[Available data start]

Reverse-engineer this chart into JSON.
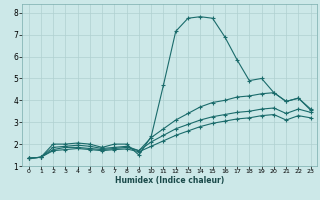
{
  "xlabel": "Humidex (Indice chaleur)",
  "ylabel": "",
  "bg_color": "#cce8e8",
  "grid_color": "#b0d0d0",
  "line_color": "#1a6b6b",
  "xlim": [
    -0.5,
    23.5
  ],
  "ylim": [
    1,
    8.4
  ],
  "xticks": [
    0,
    1,
    2,
    3,
    4,
    5,
    6,
    7,
    8,
    9,
    10,
    11,
    12,
    13,
    14,
    15,
    16,
    17,
    18,
    19,
    20,
    21,
    22,
    23
  ],
  "yticks": [
    1,
    2,
    3,
    4,
    5,
    6,
    7,
    8
  ],
  "series1_x": [
    0,
    1,
    2,
    3,
    4,
    5,
    6,
    7,
    8,
    9,
    10,
    11,
    12,
    13,
    14,
    15,
    16,
    17,
    18,
    19,
    20,
    21,
    22,
    23
  ],
  "series1_y": [
    1.35,
    1.4,
    2.0,
    2.0,
    2.05,
    2.0,
    1.85,
    2.0,
    2.0,
    1.5,
    2.35,
    4.7,
    7.15,
    7.75,
    7.82,
    7.75,
    6.9,
    5.85,
    4.9,
    5.0,
    4.35,
    3.95,
    4.1,
    3.55
  ],
  "series2_x": [
    0,
    1,
    2,
    3,
    4,
    5,
    6,
    7,
    8,
    9,
    10,
    11,
    12,
    13,
    14,
    15,
    16,
    17,
    18,
    19,
    20,
    21,
    22,
    23
  ],
  "series2_y": [
    1.35,
    1.4,
    1.85,
    1.9,
    1.95,
    1.9,
    1.8,
    1.85,
    1.9,
    1.7,
    2.3,
    2.7,
    3.1,
    3.4,
    3.7,
    3.9,
    4.0,
    4.15,
    4.2,
    4.3,
    4.35,
    3.95,
    4.1,
    3.6
  ],
  "series3_x": [
    0,
    1,
    2,
    3,
    4,
    5,
    6,
    7,
    8,
    9,
    10,
    11,
    12,
    13,
    14,
    15,
    16,
    17,
    18,
    19,
    20,
    21,
    22,
    23
  ],
  "series3_y": [
    1.35,
    1.4,
    1.75,
    1.85,
    1.85,
    1.8,
    1.75,
    1.8,
    1.85,
    1.7,
    2.1,
    2.4,
    2.7,
    2.9,
    3.1,
    3.25,
    3.35,
    3.45,
    3.5,
    3.6,
    3.65,
    3.4,
    3.6,
    3.45
  ],
  "series4_x": [
    0,
    1,
    2,
    3,
    4,
    5,
    6,
    7,
    8,
    9,
    10,
    11,
    12,
    13,
    14,
    15,
    16,
    17,
    18,
    19,
    20,
    21,
    22,
    23
  ],
  "series4_y": [
    1.35,
    1.4,
    1.7,
    1.75,
    1.8,
    1.75,
    1.7,
    1.75,
    1.78,
    1.65,
    1.9,
    2.15,
    2.4,
    2.6,
    2.8,
    2.95,
    3.05,
    3.15,
    3.2,
    3.3,
    3.35,
    3.1,
    3.3,
    3.2
  ]
}
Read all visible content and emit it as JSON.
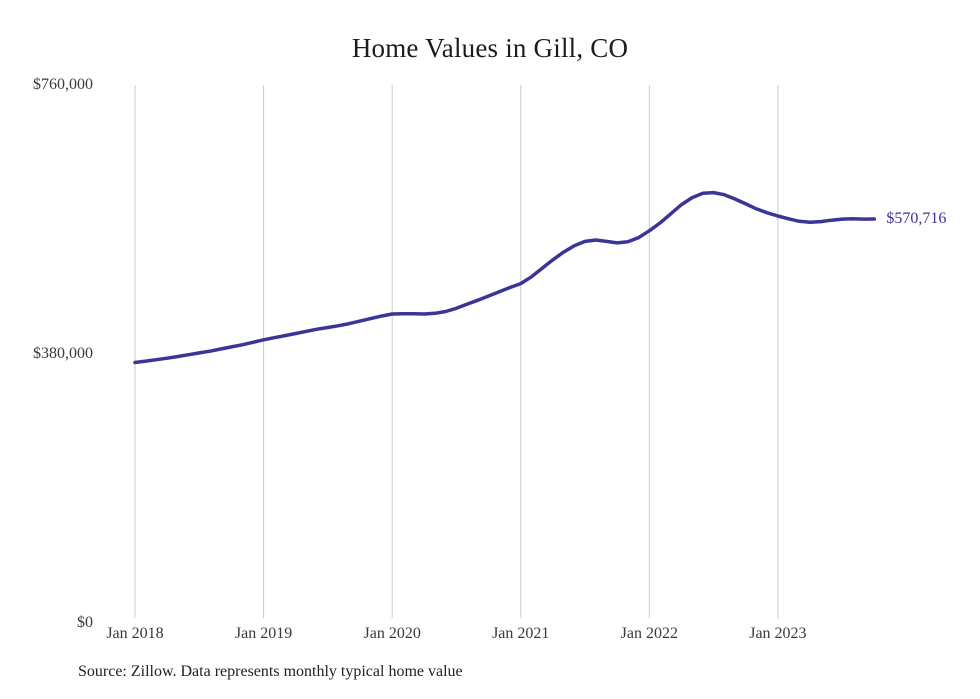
{
  "title": "Home Values in Gill, CO",
  "source_note": "Source: Zillow. Data represents monthly typical home value",
  "end_label": "$570,716",
  "colors": {
    "line": "#3b3597",
    "grid": "#cccccc",
    "axis_text": "#3a3a3a",
    "title_text": "#1c1c1c",
    "end_label_text": "#3b3597",
    "background": "#ffffff"
  },
  "chart_data": {
    "type": "line",
    "title": "Home Values in Gill, CO",
    "xlabel": "",
    "ylabel": "",
    "ylim": [
      0,
      760000
    ],
    "grid": "vertical-only",
    "legend": "none",
    "x_start_month": "2018-01",
    "x_end_month": "2023-10",
    "x_ticks": [
      {
        "label": "Jan 2018",
        "month_index": 0
      },
      {
        "label": "Jan 2019",
        "month_index": 12
      },
      {
        "label": "Jan 2020",
        "month_index": 24
      },
      {
        "label": "Jan 2021",
        "month_index": 36
      },
      {
        "label": "Jan 2022",
        "month_index": 48
      },
      {
        "label": "Jan 2023",
        "month_index": 60
      }
    ],
    "y_ticks": [
      {
        "value": 760000,
        "label": "$760,000"
      },
      {
        "value": 380000,
        "label": "$380,000"
      },
      {
        "value": 0,
        "label": "$0"
      }
    ],
    "series": [
      {
        "name": "Monthly typical home value",
        "values": [
          368000,
          370000,
          372000,
          374000,
          376500,
          379000,
          381500,
          384000,
          387000,
          390000,
          393000,
          396500,
          400000,
          403000,
          406000,
          409000,
          412000,
          415000,
          417500,
          420000,
          423000,
          426500,
          430000,
          433500,
          436500,
          437000,
          437000,
          436500,
          437500,
          440000,
          444500,
          450500,
          456000,
          462000,
          468000,
          474000,
          479500,
          489000,
          501000,
          513000,
          524000,
          533000,
          539000,
          541000,
          539000,
          537000,
          538500,
          544500,
          554000,
          565000,
          578000,
          591000,
          601000,
          607000,
          608000,
          605000,
          599000,
          592000,
          585000,
          579500,
          575000,
          571000,
          567500,
          566000,
          567000,
          569000,
          570500,
          571000,
          570500,
          570716
        ]
      }
    ],
    "end_annotation": "$570,716"
  }
}
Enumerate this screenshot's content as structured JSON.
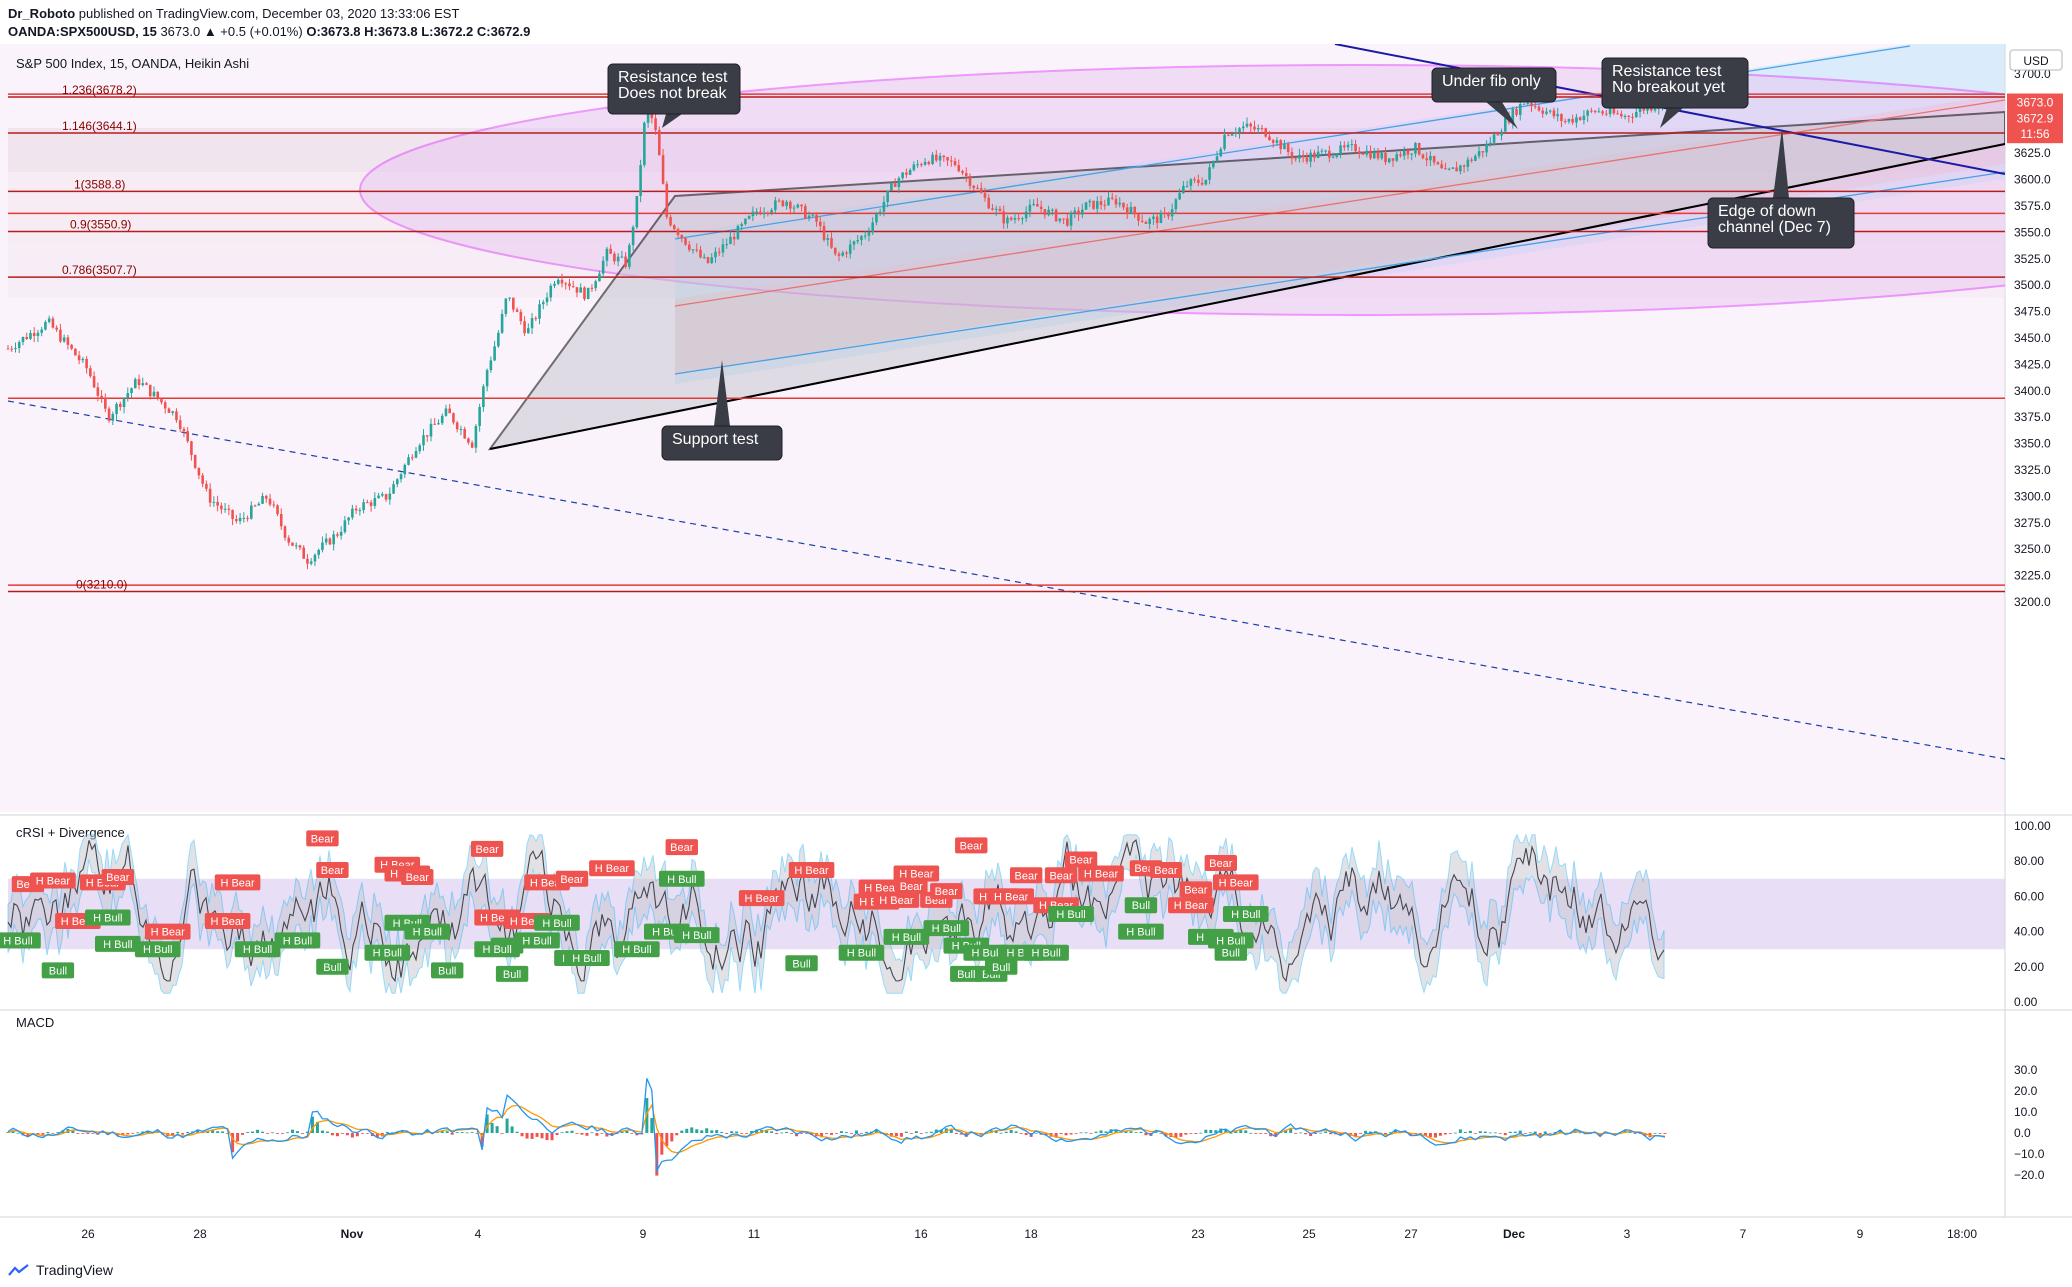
{
  "header": {
    "author": "Dr_Roboto",
    "published": "published on TradingView.com, December 03, 2020 13:33:06 EST",
    "symbol": "OANDA:SPX500USD, 15",
    "change": "3673.0 ▲ +0.5 (+0.01%)",
    "ohlc": "O:3673.8 H:3673.8 L:3672.2 C:3672.9"
  },
  "footer": {
    "brand": "TradingView"
  },
  "colors": {
    "bull": "#26a69a",
    "bear": "#ef5350",
    "fib": "#b71c1c",
    "ellipse": "#e040fb",
    "channel_blue": "#2196f3",
    "down_line": "#1a1aa6"
  },
  "chart_data": [
    {
      "type": "candlestick",
      "title": "S&P 500 Index, 15, OANDA, Heikin Ashi",
      "ylabel": "USD",
      "ylim": [
        3185,
        3745
      ],
      "yticks": [
        3200,
        3225,
        3250,
        3275,
        3300,
        3325,
        3350,
        3375,
        3400,
        3425,
        3450,
        3475,
        3500,
        3525,
        3550,
        3575,
        3600,
        3625,
        3650,
        3675,
        3700
      ],
      "xticks": [
        "26",
        "28",
        "Nov",
        "4",
        "9",
        "11",
        "16",
        "18",
        "23",
        "25",
        "27",
        "Dec",
        "3",
        "7",
        "9",
        "18:00"
      ],
      "price_path": [
        [
          0,
          3440
        ],
        [
          8,
          3465
        ],
        [
          16,
          3420
        ],
        [
          20,
          3375
        ],
        [
          26,
          3410
        ],
        [
          34,
          3375
        ],
        [
          40,
          3300
        ],
        [
          46,
          3275
        ],
        [
          52,
          3300
        ],
        [
          56,
          3260
        ],
        [
          60,
          3240
        ],
        [
          66,
          3265
        ],
        [
          70,
          3290
        ],
        [
          76,
          3300
        ],
        [
          82,
          3350
        ],
        [
          88,
          3380
        ],
        [
          93,
          3350
        ],
        [
          96,
          3420
        ],
        [
          98,
          3450
        ],
        [
          100,
          3490
        ],
        [
          104,
          3455
        ],
        [
          110,
          3510
        ],
        [
          116,
          3490
        ],
        [
          120,
          3530
        ],
        [
          124,
          3520
        ],
        [
          126,
          3580
        ],
        [
          128,
          3675
        ],
        [
          130,
          3640
        ],
        [
          132,
          3565
        ],
        [
          136,
          3540
        ],
        [
          140,
          3520
        ],
        [
          146,
          3550
        ],
        [
          150,
          3570
        ],
        [
          156,
          3580
        ],
        [
          162,
          3560
        ],
        [
          166,
          3525
        ],
        [
          172,
          3550
        ],
        [
          178,
          3600
        ],
        [
          184,
          3620
        ],
        [
          190,
          3615
        ],
        [
          196,
          3580
        ],
        [
          200,
          3560
        ],
        [
          206,
          3575
        ],
        [
          212,
          3560
        ],
        [
          216,
          3575
        ],
        [
          222,
          3580
        ],
        [
          228,
          3560
        ],
        [
          232,
          3565
        ],
        [
          236,
          3595
        ],
        [
          240,
          3600
        ],
        [
          244,
          3645
        ],
        [
          248,
          3650
        ],
        [
          252,
          3645
        ],
        [
          258,
          3620
        ],
        [
          264,
          3625
        ],
        [
          270,
          3630
        ],
        [
          276,
          3620
        ],
        [
          282,
          3630
        ],
        [
          288,
          3605
        ],
        [
          292,
          3615
        ],
        [
          296,
          3630
        ],
        [
          300,
          3655
        ],
        [
          304,
          3675
        ],
        [
          308,
          3665
        ],
        [
          312,
          3655
        ],
        [
          318,
          3665
        ],
        [
          324,
          3660
        ],
        [
          328,
          3668
        ],
        [
          332,
          3673
        ]
      ],
      "fib_levels": [
        {
          "ratio": "1.236",
          "price": 3678.2,
          "label": "1.236(3678.2)"
        },
        {
          "ratio": "1.146",
          "price": 3644.1,
          "label": "1.146(3644.1)"
        },
        {
          "ratio": "1",
          "price": 3588.8,
          "label": "1(3588.8)"
        },
        {
          "ratio": "0.9",
          "price": 3550.9,
          "label": "0.9(3550.9)"
        },
        {
          "ratio": "0.786",
          "price": 3507.7,
          "label": "0.786(3507.7)"
        },
        {
          "ratio": "0",
          "price": 3210.0,
          "label": "0(3210.0)"
        }
      ],
      "horizontal_lines": [
        3681,
        3568,
        3393,
        3216
      ],
      "price_labels": [
        {
          "text": "3673.0",
          "price": 3673.0,
          "color": "#ef5350"
        },
        {
          "text": "3672.9",
          "price": 3658.0,
          "color": "#ef5350"
        },
        {
          "text": "11:56",
          "price": 3643.0,
          "color": "#ef5350"
        }
      ],
      "annotations": [
        {
          "text": [
            "Resistance test",
            "Does not break"
          ]
        },
        {
          "text": [
            "Under fib only"
          ]
        },
        {
          "text": [
            "Resistance test",
            "No breakout yet"
          ]
        },
        {
          "text": [
            "Edge of down",
            "channel (Dec 7)"
          ]
        },
        {
          "text": [
            "Support test"
          ]
        }
      ]
    },
    {
      "type": "line",
      "title": "cRSI + Divergence",
      "ylim": [
        0,
        100
      ],
      "yticks": [
        0,
        20,
        40,
        60,
        80,
        100
      ],
      "band": [
        30,
        70
      ],
      "signals": [
        {
          "t": "Bear",
          "x": 4,
          "y": 67
        },
        {
          "t": "H Bear",
          "x": 9,
          "y": 69
        },
        {
          "t": "H Bear",
          "x": 19,
          "y": 68
        },
        {
          "t": "Bear",
          "x": 22,
          "y": 71
        },
        {
          "t": "H Bull",
          "x": 2,
          "y": 35
        },
        {
          "t": "Bull",
          "x": 10,
          "y": 18
        },
        {
          "t": "H Bear",
          "x": 14,
          "y": 46
        },
        {
          "t": "H Bull",
          "x": 20,
          "y": 48
        },
        {
          "t": "H Bull",
          "x": 22,
          "y": 33
        },
        {
          "t": "H Bear",
          "x": 32,
          "y": 40
        },
        {
          "t": "H Bull",
          "x": 30,
          "y": 30
        },
        {
          "t": "Bear",
          "x": 63,
          "y": 93
        },
        {
          "t": "H Bear",
          "x": 46,
          "y": 68
        },
        {
          "t": "Bear",
          "x": 65,
          "y": 75
        },
        {
          "t": "H Bear",
          "x": 44,
          "y": 46
        },
        {
          "t": "H Bull",
          "x": 50,
          "y": 30
        },
        {
          "t": "H Bull",
          "x": 58,
          "y": 35
        },
        {
          "t": "Bull",
          "x": 65,
          "y": 20
        },
        {
          "t": "H Bear",
          "x": 78,
          "y": 78
        },
        {
          "t": "H Bear",
          "x": 80,
          "y": 73
        },
        {
          "t": "Bear",
          "x": 82,
          "y": 71
        },
        {
          "t": "H Bull",
          "x": 80,
          "y": 45
        },
        {
          "t": "H Bull",
          "x": 76,
          "y": 28
        },
        {
          "t": "H Bull",
          "x": 84,
          "y": 40
        },
        {
          "t": "Bull",
          "x": 88,
          "y": 18
        },
        {
          "t": "Bear",
          "x": 96,
          "y": 87
        },
        {
          "t": "H Bear",
          "x": 98,
          "y": 48
        },
        {
          "t": "Bull",
          "x": 100,
          "y": 32
        },
        {
          "t": "H Bull",
          "x": 98,
          "y": 30
        },
        {
          "t": "Bull",
          "x": 101,
          "y": 16
        },
        {
          "t": "H Bear",
          "x": 104,
          "y": 46
        },
        {
          "t": "H Bear",
          "x": 108,
          "y": 68
        },
        {
          "t": "Bear",
          "x": 113,
          "y": 70
        },
        {
          "t": "H Bull",
          "x": 110,
          "y": 45
        },
        {
          "t": "H Bull",
          "x": 106,
          "y": 35
        },
        {
          "t": "H Bull",
          "x": 114,
          "y": 25
        },
        {
          "t": "H Bull",
          "x": 116,
          "y": 25
        },
        {
          "t": "H Bear",
          "x": 121,
          "y": 76
        },
        {
          "t": "Bear",
          "x": 135,
          "y": 88
        },
        {
          "t": "H Bull",
          "x": 135,
          "y": 70
        },
        {
          "t": "H Bull",
          "x": 132,
          "y": 40
        },
        {
          "t": "H Bull",
          "x": 138,
          "y": 38
        },
        {
          "t": "H Bull",
          "x": 126,
          "y": 30
        },
        {
          "t": "H Bear",
          "x": 151,
          "y": 59
        },
        {
          "t": "Bull",
          "x": 159,
          "y": 22
        },
        {
          "t": "H Bear",
          "x": 161,
          "y": 75
        },
        {
          "t": "H Bear",
          "x": 175,
          "y": 65
        },
        {
          "t": "H Bear",
          "x": 174,
          "y": 57
        },
        {
          "t": "H Bear",
          "x": 178,
          "y": 58
        },
        {
          "t": "Bear",
          "x": 181,
          "y": 66
        },
        {
          "t": "Bear",
          "x": 186,
          "y": 58
        },
        {
          "t": "H Bear",
          "x": 182,
          "y": 73
        },
        {
          "t": "H Bull",
          "x": 171,
          "y": 28
        },
        {
          "t": "H Bull",
          "x": 180,
          "y": 37
        },
        {
          "t": "H Bull",
          "x": 188,
          "y": 42
        },
        {
          "t": "H Bull",
          "x": 192,
          "y": 32
        },
        {
          "t": "Bear",
          "x": 193,
          "y": 89
        },
        {
          "t": "Bear",
          "x": 188,
          "y": 63
        },
        {
          "t": "Bull",
          "x": 192,
          "y": 16
        },
        {
          "t": "Bull",
          "x": 197,
          "y": 16
        },
        {
          "t": "Bull",
          "x": 199,
          "y": 20
        },
        {
          "t": "H Bull",
          "x": 196,
          "y": 28
        },
        {
          "t": "H Bull",
          "x": 203,
          "y": 28
        },
        {
          "t": "H Bear",
          "x": 198,
          "y": 60
        },
        {
          "t": "H Bear",
          "x": 201,
          "y": 60
        },
        {
          "t": "Bear",
          "x": 204,
          "y": 72
        },
        {
          "t": "H Bear",
          "x": 210,
          "y": 55
        },
        {
          "t": "Bear",
          "x": 215,
          "y": 81
        },
        {
          "t": "Bear",
          "x": 211,
          "y": 72
        },
        {
          "t": "H Bull",
          "x": 213,
          "y": 50
        },
        {
          "t": "H Bull",
          "x": 208,
          "y": 28
        },
        {
          "t": "H Bear",
          "x": 219,
          "y": 73
        },
        {
          "t": "Bear",
          "x": 228,
          "y": 76
        },
        {
          "t": "Bear",
          "x": 232,
          "y": 75
        },
        {
          "t": "H Bull",
          "x": 227,
          "y": 40
        },
        {
          "t": "Bull",
          "x": 227,
          "y": 55
        },
        {
          "t": "Bear",
          "x": 238,
          "y": 64
        },
        {
          "t": "H Bear",
          "x": 237,
          "y": 55
        },
        {
          "t": "Bear",
          "x": 243,
          "y": 79
        },
        {
          "t": "H Bear",
          "x": 246,
          "y": 68
        },
        {
          "t": "H Bull",
          "x": 241,
          "y": 37
        },
        {
          "t": "H Bull",
          "x": 245,
          "y": 35
        },
        {
          "t": "H Bull",
          "x": 248,
          "y": 50
        },
        {
          "t": "Bull",
          "x": 245,
          "y": 28
        }
      ]
    },
    {
      "type": "line",
      "title": "MACD",
      "ylim": [
        -22,
        32
      ],
      "yticks": [
        30,
        20,
        10,
        0,
        -10,
        -20
      ],
      "yticklabels": [
        "30.0",
        "20.0",
        "10.0",
        "0.0",
        "−10.0",
        "−20.0"
      ]
    }
  ]
}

[Available data end]

- _Exercise aim_
Pull out every line containing "Gill".

- _Exercise result_
  "title": "Home Values in Gill, CO",
    "title": "Home Values in Gill, CO",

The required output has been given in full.